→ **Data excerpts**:
· · · · · · ·

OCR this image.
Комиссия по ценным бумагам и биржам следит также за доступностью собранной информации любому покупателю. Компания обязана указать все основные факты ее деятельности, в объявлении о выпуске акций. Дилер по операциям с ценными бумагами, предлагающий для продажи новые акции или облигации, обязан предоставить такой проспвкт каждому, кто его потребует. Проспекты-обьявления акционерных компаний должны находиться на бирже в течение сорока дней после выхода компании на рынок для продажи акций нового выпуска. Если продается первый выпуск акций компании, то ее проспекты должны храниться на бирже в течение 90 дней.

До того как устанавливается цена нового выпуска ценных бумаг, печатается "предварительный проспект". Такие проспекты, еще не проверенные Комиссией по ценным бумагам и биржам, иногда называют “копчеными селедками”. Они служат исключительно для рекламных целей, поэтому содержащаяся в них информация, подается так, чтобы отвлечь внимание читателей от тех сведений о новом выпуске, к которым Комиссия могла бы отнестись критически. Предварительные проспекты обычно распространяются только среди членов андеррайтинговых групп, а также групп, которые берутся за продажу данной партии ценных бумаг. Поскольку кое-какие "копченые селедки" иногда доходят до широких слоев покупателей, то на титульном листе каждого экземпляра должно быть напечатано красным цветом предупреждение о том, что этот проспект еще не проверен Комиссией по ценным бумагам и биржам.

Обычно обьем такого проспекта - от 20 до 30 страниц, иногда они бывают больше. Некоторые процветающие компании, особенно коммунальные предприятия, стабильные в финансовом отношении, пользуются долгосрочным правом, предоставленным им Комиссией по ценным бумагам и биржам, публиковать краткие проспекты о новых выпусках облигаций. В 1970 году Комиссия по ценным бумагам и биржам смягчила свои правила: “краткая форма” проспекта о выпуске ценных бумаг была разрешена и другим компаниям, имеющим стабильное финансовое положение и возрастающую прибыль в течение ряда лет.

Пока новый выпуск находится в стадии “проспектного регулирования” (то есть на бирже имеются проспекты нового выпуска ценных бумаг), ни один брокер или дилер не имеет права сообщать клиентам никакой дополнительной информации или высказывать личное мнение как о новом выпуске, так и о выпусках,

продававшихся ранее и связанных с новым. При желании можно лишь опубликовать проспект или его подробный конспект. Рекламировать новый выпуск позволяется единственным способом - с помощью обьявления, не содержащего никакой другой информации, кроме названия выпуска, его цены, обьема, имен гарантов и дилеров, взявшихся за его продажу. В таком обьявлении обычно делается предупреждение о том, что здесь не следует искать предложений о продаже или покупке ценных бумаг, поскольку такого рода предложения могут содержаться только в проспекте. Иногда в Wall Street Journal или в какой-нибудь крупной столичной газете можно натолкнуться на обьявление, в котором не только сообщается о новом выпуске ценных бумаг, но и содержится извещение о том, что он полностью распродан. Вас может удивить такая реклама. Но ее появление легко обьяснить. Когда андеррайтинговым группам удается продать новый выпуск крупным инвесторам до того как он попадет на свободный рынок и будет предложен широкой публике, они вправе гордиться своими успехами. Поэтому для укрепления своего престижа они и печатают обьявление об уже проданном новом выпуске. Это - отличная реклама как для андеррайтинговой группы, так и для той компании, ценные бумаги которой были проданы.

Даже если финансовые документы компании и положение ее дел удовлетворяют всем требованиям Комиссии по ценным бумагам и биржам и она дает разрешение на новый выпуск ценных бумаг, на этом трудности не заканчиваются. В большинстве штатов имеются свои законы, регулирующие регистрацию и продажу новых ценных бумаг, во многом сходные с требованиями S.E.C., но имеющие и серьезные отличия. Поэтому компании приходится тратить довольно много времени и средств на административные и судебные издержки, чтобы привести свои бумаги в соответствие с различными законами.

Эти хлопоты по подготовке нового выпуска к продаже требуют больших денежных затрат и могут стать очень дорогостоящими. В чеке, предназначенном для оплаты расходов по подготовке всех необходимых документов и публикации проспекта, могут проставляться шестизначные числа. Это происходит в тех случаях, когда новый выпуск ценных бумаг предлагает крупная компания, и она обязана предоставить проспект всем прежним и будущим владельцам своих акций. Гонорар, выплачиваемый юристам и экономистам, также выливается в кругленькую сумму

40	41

· · · · · · ·

→ **Given problem**: Using the listing above, locate the lines that hold "выпусках" and copy each one.

→ **Answer for this exercise**:
Обычно обьем такого проспекта - от 20 до 30 страниц, иногда они бывают больше. Некоторые процветающие компании, особенно коммунальные предприятия, стабильные в финансовом отношении, пользуются долгосрочным правом, предоставленным им Комиссией по ценным бумагам и биржам, публиковать краткие проспекты о новых выпусках облигаций. В 1970 году Комиссия по ценным бумагам и биржам смягчила свои правила: “краткая форма” проспекта о выпуске ценных бумаг была разрешена и другим компаниям, имеющим стабильное финансовое положение и возрастающую прибыль в течение ряда лет.
Пока новый выпуск находится в стадии “проспектного регулирования” (то есть на бирже имеются проспекты нового выпуска ценных бумаг), ни один брокер или дилер не имеет права сообщать клиентам никакой дополнительной информации или высказывать личное мнение как о новом выпуске, так и о выпусках,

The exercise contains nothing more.